Record extracts:
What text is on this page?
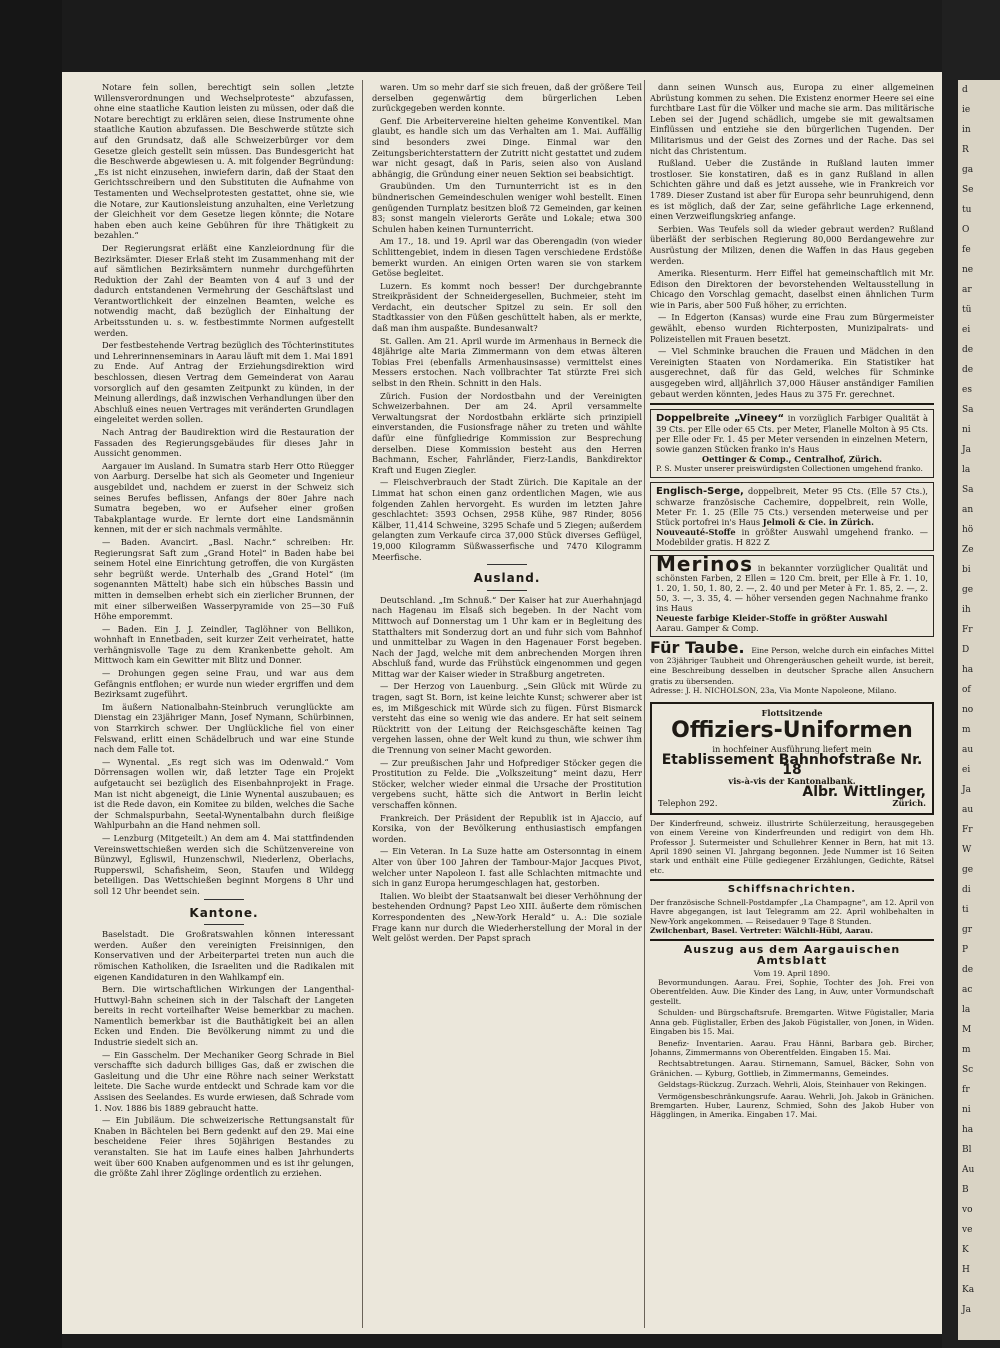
d
ie
in
R
ga
Se
tu
O
fe
ne
ar
tü
ei
de
de
es
Sa
ni
Ja
la
Sa
an
hö
Ze
bi
ge
ih
Fr
D
ha
of
no
m
au
ei
Ja
au
Fr
W
ge
di
ti
gr
P
de
ac
la
M
m
Sc
fr
ni
ha
Bl
Au
B
vo
ve
K
H
Ka
Ja

Notare fein sollen, berechtigt sein sollen „letzte Willensverordnungen und Wechselproteste“ abzufassen, ohne eine staatliche Kaution leisten zu müssen, oder daß die Notare berechtigt zu erklären seien, diese Instrumente ohne staatliche Kaution abzufassen. Die Beschwerde stützte sich auf den Grundsatz, daß alle Schweizerbürger vor dem Gesetze gleich gestellt sein müssen. Das Bundesgericht hat die Beschwerde abgewiesen u. A. mit folgender Begründung: „Es ist nicht einzusehen, inwiefern darin, daß der Staat den Gerichtsschreibern und den Substituten die Aufnahme von Testamenten und Wechselprotesten gestattet, ohne sie, wie die Notare, zur Kautionsleistung anzuhalten, eine Verletzung der Gleichheit vor dem Gesetze liegen könnte; die Notare haben eben auch keine Gebühren für ihre Thätigkeit zu bezahlen.“

Der Regierungsrat erläßt eine Kanzleiordnung für die Bezirksämter. Dieser Erlaß steht im Zusammenhang mit der auf sämtlichen Bezirksämtern nunmehr durchgeführten Reduktion der Zahl der Beamten von 4 auf 3 und der dadurch entstandenen Vermehrung der Geschäftslast und Verantwortlichkeit der einzelnen Beamten, welche es notwendig macht, daß bezüglich der Einhaltung der Arbeitsstunden u. s. w. festbestimmte Normen aufgestellt werden.

Der festbestehende Vertrag bezüglich des Töchterinstitutes und Lehrerinnenseminars in Aarau läuft mit dem 1. Mai 1891 zu Ende. Auf Antrag der Erziehungsdirektion wird beschlossen, diesen Vertrag dem Gemeinderat von Aarau vorsorglich auf den gesamten Zeitpunkt zu künden, in der Meinung allerdings, daß inzwischen Verhandlungen über den Abschluß eines neuen Vertrages mit veränderten Grundlagen eingeleitet werden sollen.

Nach Antrag der Baudirektion wird die Restauration der Fassaden des Regierungsgebäudes für dieses Jahr in Aussicht genommen.

Aargauer im Ausland. In Sumatra starb Herr Otto Rüegger von Aarburg. Derselbe hat sich als Geometer und Ingenieur ausgebildet und, nachdem er zuerst in der Schweiz sich seines Berufes beflissen, Anfangs der 80er Jahre nach Sumatra begeben, wo er Aufseher einer großen Tabakplantage wurde. Er lernte dort eine Landsmännin kennen, mit der er sich nachmals vermählte.

— Baden. Avancirt. „Basl. Nachr.“ schreiben: Hr. Regierungsrat Saft zum „Grand Hotel“ in Baden habe bei seinem Hotel eine Einrichtung getroffen, die von Kurgästen sehr begrüßt werde. Unterhalb des „Grand Hotel“ (im sogenannten Mättelt) habe sich ein hübsches Bassin und mitten in demselben erhebt sich ein zierlicher Brunnen, der mit einer silberweißen Wasserpyramide von 25—30 Fuß Höhe emporemmt.

— Baden. Ein J. J. Zeindler, Taglöhner von Bellikon, wohnhaft in Ennetbaden, seit kurzer Zeit verheiratet, hatte verhängnisvolle Tage zu dem Krankenbette geholt. Am Mittwoch kam ein Gewitter mit Blitz und Donner.

— Drohungen gegen seine Frau, und war aus dem Gefängnis entflohen; er wurde nun wieder ergriffen und dem Bezirksamt zugeführt.

Im äußern Nationalbahn-Steinbruch verunglückte am Dienstag ein 23jähriger Mann, Josef Nymann, Schürbinnen, von Starrkirch schwer. Der Unglückliche fiel von einer Felswand, erlitt einen Schädelbruch und war eine Stunde nach dem Falle tot.

— Wynental. „Es regt sich was im Odenwald.“ Vom Dörrensagen wollen wir, daß letzter Tage ein Projekt aufgetaucht sei bezüglich des Eisenbahnprojekt in Frage. Man ist nicht abgeneigt, die Linie Wynental auszubauen; es ist die Rede davon, ein Komitee zu bilden, welches die Sache der Schmalspurbahn, Seetal-Wynentalbahn durch fleißige Wahlpurbahn an die Hand nehmen soll.

— Lenzburg (Mitgeteilt.) An dem am 4. Mai stattfindenden Vereinswettschießen werden sich die Schützenvereine von Bünzwyl, Egliswil, Hunzenschwil, Niederlenz, Oberlachs, Rupperswil, Schafisheim, Seon, Staufen und Wildegg beteiligen. Das Wettschießen beginnt Morgens 8 Uhr und soll 12 Uhr beendet sein.

Kantone.

Baselstadt. Die Großratswahlen können interessant werden. Außer den vereinigten Freisinnigen, den Konservativen und der Arbeiterpartei treten nun auch die römischen Katholiken, die Israeliten und die Radikalen mit eigenen Kandidaturen in den Wahlkampf ein.

Bern. Die wirtschaftlichen Wirkungen der Langenthal-Huttwyl-Bahn scheinen sich in der Talschaft der Langeten bereits in recht vorteilhafter Weise bemerkbar zu machen. Namentlich bemerkbar ist die Bauthätigkeit bei an allen Ecken und Enden. Die Bevölkerung nimmt zu und die Industrie siedelt sich an.

— Ein Gasschelm. Der Mechaniker Georg Schrade in Biel verschaffte sich dadurch billiges Gas, daß er zwischen die Gasleitung und die Uhr eine Röhre nach seiner Werkstatt leitete. Die Sache wurde entdeckt und Schrade kam vor die Assisen des Seelandes. Es wurde erwiesen, daß Schrade vom 1. Nov. 1886 bis 1889 gebraucht hatte.

— Ein Jubiläum. Die schweizerische Rettungsanstalt für Knaben in Bächtelen bei Bern gedenkt auf den 29. Mai eine bescheidene Feier ihres 50jährigen Bestandes zu veranstalten. Sie hat im Laufe eines halben Jahrhunderts weit über 600 Knaben aufgenommen und es ist ihr gelungen, die größte Zahl ihrer Zöglinge ordentlich zu erziehen.

waren. Um so mehr darf sie sich freuen, daß der größere Teil derselben gegenwärtig dem bürgerlichen Leben zurückgegeben werden konnte.

Genf. Die Arbeitervereine hielten geheime Konventikel. Man glaubt, es handle sich um das Verhalten am 1. Mai. Auffällig sind besonders zwei Dinge. Einmal war den Zeitungsberichterstattern der Zutritt nicht gestattet und zudem war nicht gesagt, daß in Paris, seien also von Ausland abhängig, die Gründung einer neuen Sektion sei beabsichtigt.

Graubünden. Um den Turnunterricht ist es in den bündnerischen Gemeindeschulen weniger wohl bestellt. Einen genügenden Turnplatz besitzen bloß 72 Gemeinden, gar keinen 83; sonst mangeln vielerorts Geräte und Lokale; etwa 300 Schulen haben keinen Turnunterricht.

Am 17., 18. und 19. April war das Oberengadin (von wieder Schlittengebiet, indem in diesen Tagen verschiedene Erdstöße bemerkt wurden. An einigen Orten waren sie von starkem Getöse begleitet.

Luzern. Es kommt noch besser! Der durchgebrannte Streikpräsident der Schneidergesellen, Buchmeier, steht im Verdacht, ein deutscher Spitzel zu sein. Er soll den Stadtkassier von den Füßen geschüttelt haben, als er merkte, daß man ihm auspaßte. Bundesanwalt?

St. Gallen. Am 21. April wurde im Armenhaus in Berneck die 48jährige alte Maria Zimmermann von dem etwas älteren Tobias Frei (ebenfalls Armenhausinsasse) vermittelst eines Messers erstochen. Nach vollbrachter Tat stürzte Frei sich selbst in den Rhein. Schnitt in den Hals.

Zürich. Fusion der Nordostbahn und der Vereinigten Schweizerbahnen. Der am 24. April versammelte Verwaltungsrat der Nordostbahn erklärte sich prinzipiell einverstanden, die Fusionsfrage näher zu treten und wählte dafür eine fünfgliedrige Kommission zur Besprechung derselben. Diese Kommission besteht aus den Herren Bachmann, Escher, Fahrländer, Fierz-Landis, Bankdirektor Kraft und Eugen Ziegler.

— Fleischverbrauch der Stadt Zürich. Die Kapitale an der Limmat hat schon einen ganz ordentlichen Magen, wie aus folgenden Zahlen hervorgeht. Es wurden im letzten Jahre geschlachtet: 3593 Ochsen, 2958 Kühe, 987 Rinder, 8056 Kälber, 11,414 Schweine, 3295 Schafe und 5 Ziegen; außerdem gelangten zum Verkaufe circa 37,000 Stück diverses Geflügel, 19,000 Kilogramm Süßwasserfische und 7470 Kilogramm Meerfische.

Ausland.

Deutschland. „Im Schnuß.“ Der Kaiser hat zur Auerhahnjagd nach Hagenau im Elsaß sich begeben. In der Nacht vom Mittwoch auf Donnerstag um 1 Uhr kam er in Begleitung des Statthalters mit Sonderzug dort an und fuhr sich vom Bahnhof und unmittelbar zu Wagen in den Hagenauer Forst begeben. Nach der Jagd, welche mit dem anbrechenden Morgen ihren Abschluß fand, wurde das Frühstück eingenommen und gegen Mittag war der Kaiser wieder in Straßburg angetreten.

— Der Herzog von Lauenburg. „Sein Glück mit Würde zu tragen, sagt St. Born, ist keine leichte Kunst; schwerer aber ist es, im Mißgeschick mit Würde sich zu fügen. Fürst Bismarck versteht das eine so wenig wie das andere. Er hat seit seinem Rücktritt von der Leitung der Reichsgeschäfte keinen Tag vergehen lassen, ohne der Welt kund zu thun, wie schwer ihm die Trennung von seiner Macht geworden.

— Zur preußischen Jahr und Hofprediger Stöcker gegen die Prostitution zu Felde. Die „Volkszeitung“ meint dazu, Herr Stöcker, welcher wieder einmal die Ursache der Prostitution vergebens sucht, hätte sich die Antwort in Berlin leicht verschaffen können.

Frankreich. Der Präsident der Republik ist in Ajaccio, auf Korsika, von der Bevölkerung enthusiastisch empfangen worden.

— Ein Veteran. In La Suze hatte am Ostersonntag in einem Alter von über 100 Jahren der Tambour-Major Jacques Pivot, welcher unter Napoleon I. fast alle Schlachten mitmachte und sich in ganz Europa herumgeschlagen hat, gestorben.

Italien. Wo bleibt der Staatsanwalt bei dieser Verhöhnung der bestehenden Ordnung? Papst Leo XIII. äußerte dem römischen Korrespondenten des „New-York Herald“ u. A.: Die soziale Frage kann nur durch die Wiederherstellung der Moral in der Welt gelöst werden. Der Papst sprach

dann seinen Wunsch aus, Europa zu einer allgemeinen Abrüstung kommen zu sehen. Die Existenz enormer Heere sei eine furchtbare Last für die Völker und mache sie arm. Das militärische Leben sei der Jugend schädlich, umgebe sie mit gewaltsamen Einflüssen und entziehe sie den bürgerlichen Tugenden. Der Militarismus und der Geist des Zornes und der Rache. Das sei nicht das Christentum.

Rußland. Ueber die Zustände in Rußland lauten immer trostloser. Sie konstatiren, daß es in ganz Rußland in allen Schichten gähre und daß es jetzt aussehe, wie in Frankreich vor 1789. Dieser Zustand ist aber für Europa sehr beunruhigend, denn es ist möglich, daß der Zar, seine gefährliche Lage erkennend, einen Verzweiflungskrieg anfange.

Serbien. Was Teufels soll da wieder gebraut werden? Rußland überläßt der serbischen Regierung 80,000 Berdangewehre zur Ausrüstung der Milizen, denen die Waffen in das Haus gegeben werden.

Amerika. Riesenturm. Herr Eiffel hat gemeinschaftlich mit Mr. Edison den Direktoren der bevorstehenden Weltausstellung in Chicago den Vorschlag gemacht, daselbst einen ähnlichen Turm wie in Paris, aber 500 Fuß höher, zu errichten.

— In Edgerton (Kansas) wurde eine Frau zum Bürgermeister gewählt, ebenso wurden Richterposten, Munizipalrats- und Polizeistellen mit Frauen besetzt.

— Viel Schminke brauchen die Frauen und Mädchen in den Vereinigten Staaten von Nordamerika. Ein Statistiker hat ausgerechnet, daß für das Geld, welches für Schminke ausgegeben wird, alljährlich 37,000 Häuser anständiger Familien gebaut werden könnten, jedes Haus zu 375 Fr. gerechnet.

Doppelbreite „Vineey“ in vorzüglich Farbiger Qualität à 39 Cts. per Elle oder 65 Cts. per Meter, Flanelle Molton à 95 Cts. per Elle oder Fr. 1. 45 per Meter versenden in einzelnen Metern, sowie ganzen Stücken franko in's Haus
Oettinger & Comp., Centralhof, Zürich.
P. S. Muster unserer preiswürdigsten Collectionen umgehend franko.
Englisch-Serge, doppelbreit, Meter 95 Cts. (Elle 57 Cts.), schwarze französische Cachemire, doppelbreit, rein Wolle, Meter Fr. 1. 25 (Elle 75 Cts.) versenden meterweise und per Stück portofrei in's Haus Jelmoli & Cie. in Zürich.
Nouveauté-Stoffe in größter Auswahl umgehend franko. — Modebilder gratis. H 822 Z
Merinos in bekannter vorzüglicher Qualität und schönsten Farben, 2 Ellen = 120 Cm. breit, per Elle à Fr. 1. 10, 1. 20, 1. 50, 1. 80, 2. —, 2. 40 und per Meter à Fr. 1. 85, 2. —, 2. 50, 3. —, 3. 35, 4. — höher versenden gegen Nachnahme franko ins Haus
Neueste farbige Kleider-Stoffe in größter Auswahl
Aarau. Gamper & Comp.
Für Taube. Eine Person, welche durch ein einfaches Mittel von 23jähriger Taubheit und Ohrengeräuschen geheilt wurde, ist bereit, eine Beschreibung desselben in deutscher Sprache allen Ansuchern gratis zu übersenden.
Adresse: J. H. NICHOLSON, 23a, Via Monte Napoleone, Milano.
Flottsitzende
Offiziers-Uniformen
in hochfeiner Ausführung liefert mein
Etablissement Bahnhofstraße Nr. 18
vis-à-vis der Kantonalbank.
Telephon 292.
Albr. Wittlinger,
Zürich.
Der Kinderfreund, schweiz. illustrirte Schülerzeitung, herausgegeben von einem Vereine von Kinderfreunden und redigirt von dem Hh. Professor J. Sutermeister und Schullehrer Kenner in Bern, hat mit 13. April 1890 seinen VI. Jahrgang begonnen. Jede Nummer ist 16 Seiten stark und enthält eine Fülle gediegener Erzählungen, Gedichte, Rätsel etc.
Schiffsnachrichten.
Der französische Schnell-Postdampfer „La Champagne“, am 12. April von Havre abgegangen, ist laut Telegramm am 22. April wohlbehalten in New-York angekommen. — Reisedauer 9 Tage 8 Stunden.
Zwilchenbart, Basel. Vertreter: Wälchli-Hübi, Aarau.
Auszug aus dem Aargauischen Amtsblatt
Vom 19. April 1890.

Bevormundungen. Aarau. Frei, Sophie, Tochter des Joh. Frei von Oberentfelden. Auw. Die Kinder des Lang, in Auw, unter Vormundschaft gestellt.

Schulden- und Bürgschaftsrufe. Bremgarten. Witwe Fügistaller, Maria Anna geb. Füglistaller, Erben des Jakob Fügistaller, von Jonen, in Widen. Eingaben bis 15. Mai.

Benefiz- Inventarien. Aarau. Frau Hänni, Barbara geb. Bircher, Johanns, Zimmermanns von Oberentfelden. Eingaben 15. Mai.

Rechtsabtretungen. Aarau. Stirnemann, Samuel, Bäcker, Sohn von Gränichen. — Kyburg, Gottlieb, in Zimmermanns, Gemeindes.

Geldstags-Rückzug. Zurzach. Wehrli, Alois, Steinhauer von Rekingen.

Vermögensbeschränkungsrufe. Aarau. Wehrli, Joh. Jakob in Gränichen. Bremgarten. Huber, Laurenz, Schmied, Sohn des Jakob Huber von Hägglingen, in Amerika. Eingaben 17. Mai.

What needs to be done:
Across the whole listing, show each line where the word "waren" occurs.

Exercise response:
waren. Um so mehr darf sie sich freuen, daß der größere Teil derselben gegenwärtig dem bürgerlichen Leben zurückgegeben werden konnte.
Am 17., 18. und 19. April war das Oberengadin (von wieder Schlittengebiet, indem in diesen Tagen verschiedene Erdstöße bemerkt wurden. An einigen Orten waren sie von starkem Getöse begleitet.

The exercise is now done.